* _Required task_
Read the data and repeat it in full, exactly.

* _Data excerpts_
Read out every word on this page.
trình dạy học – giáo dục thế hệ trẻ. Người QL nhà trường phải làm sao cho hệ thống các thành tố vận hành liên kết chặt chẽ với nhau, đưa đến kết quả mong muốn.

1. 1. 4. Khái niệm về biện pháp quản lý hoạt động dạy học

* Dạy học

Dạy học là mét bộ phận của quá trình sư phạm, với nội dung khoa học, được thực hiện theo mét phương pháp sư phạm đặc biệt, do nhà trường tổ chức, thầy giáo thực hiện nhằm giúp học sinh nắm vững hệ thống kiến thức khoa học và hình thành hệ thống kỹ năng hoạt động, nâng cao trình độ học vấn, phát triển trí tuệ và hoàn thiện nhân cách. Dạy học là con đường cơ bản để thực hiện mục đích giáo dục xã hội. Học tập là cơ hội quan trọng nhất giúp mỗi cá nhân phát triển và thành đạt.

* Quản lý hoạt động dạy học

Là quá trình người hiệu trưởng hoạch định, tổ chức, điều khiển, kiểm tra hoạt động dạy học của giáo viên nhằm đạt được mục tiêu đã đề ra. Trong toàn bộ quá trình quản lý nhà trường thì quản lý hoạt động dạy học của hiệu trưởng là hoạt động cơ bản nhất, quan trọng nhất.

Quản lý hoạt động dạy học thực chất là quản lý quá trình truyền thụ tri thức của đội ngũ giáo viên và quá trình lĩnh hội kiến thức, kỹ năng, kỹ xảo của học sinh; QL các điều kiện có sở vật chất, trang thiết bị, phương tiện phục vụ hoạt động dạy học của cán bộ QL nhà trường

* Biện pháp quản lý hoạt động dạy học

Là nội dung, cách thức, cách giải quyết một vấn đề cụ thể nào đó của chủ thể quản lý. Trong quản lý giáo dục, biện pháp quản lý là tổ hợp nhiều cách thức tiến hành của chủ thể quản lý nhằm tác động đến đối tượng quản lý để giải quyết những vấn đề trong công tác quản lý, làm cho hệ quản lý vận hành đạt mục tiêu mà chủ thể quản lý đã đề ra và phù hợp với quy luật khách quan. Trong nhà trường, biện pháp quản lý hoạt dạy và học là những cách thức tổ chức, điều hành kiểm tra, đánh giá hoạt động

* _Answer to this task_
Read out every word on this page.
trình dạy học – giáo dục thế hệ trẻ. Người QL nhà trường phải làm sao cho hệ thống các thành tố vận hành liên kết chặt chẽ với nhau, đưa đến kết quả mong muốn.

1. 1. 4. Khái niệm về biện pháp quản lý hoạt động dạy học

* Dạy học

Dạy học là mét bộ phận của quá trình sư phạm, với nội dung khoa học, được thực hiện theo mét phương pháp sư phạm đặc biệt, do nhà trường tổ chức, thầy giáo thực hiện nhằm giúp học sinh nắm vững hệ thống kiến thức khoa học và hình thành hệ thống kỹ năng hoạt động, nâng cao trình độ học vấn, phát triển trí tuệ và hoàn thiện nhân cách. Dạy học là con đường cơ bản để thực hiện mục đích giáo dục xã hội. Học tập là cơ hội quan trọng nhất giúp mỗi cá nhân phát triển và thành đạt.

* Quản lý hoạt động dạy học

Là quá trình người hiệu trưởng hoạch định, tổ chức, điều khiển, kiểm tra hoạt động dạy học của giáo viên nhằm đạt được mục tiêu đã đề ra. Trong toàn bộ quá trình quản lý nhà trường thì quản lý hoạt động dạy học của hiệu trưởng là hoạt động cơ bản nhất, quan trọng nhất.

Quản lý hoạt động dạy học thực chất là quản lý quá trình truyền thụ tri thức của đội ngũ giáo viên và quá trình lĩnh hội kiến thức, kỹ năng, kỹ xảo của học sinh; QL các điều kiện có sở vật chất, trang thiết bị, phương tiện phục vụ hoạt động dạy học của cán bộ QL nhà trường

* Biện pháp quản lý hoạt động dạy học

Là nội dung, cách thức, cách giải quyết một vấn đề cụ thể nào đó của chủ thể quản lý. Trong quản lý giáo dục, biện pháp quản lý là tổ hợp nhiều cách thức tiến hành của chủ thể quản lý nhằm tác động đến đối tượng quản lý để giải quyết những vấn đề trong công tác quản lý, làm cho hệ quản lý vận hành đạt mục tiêu mà chủ thể quản lý đã đề ra và phù hợp với quy luật khách quan. Trong nhà trường, biện pháp quản lý hoạt dạy và học là những cách thức tổ chức, điều hành kiểm tra, đánh giá hoạt động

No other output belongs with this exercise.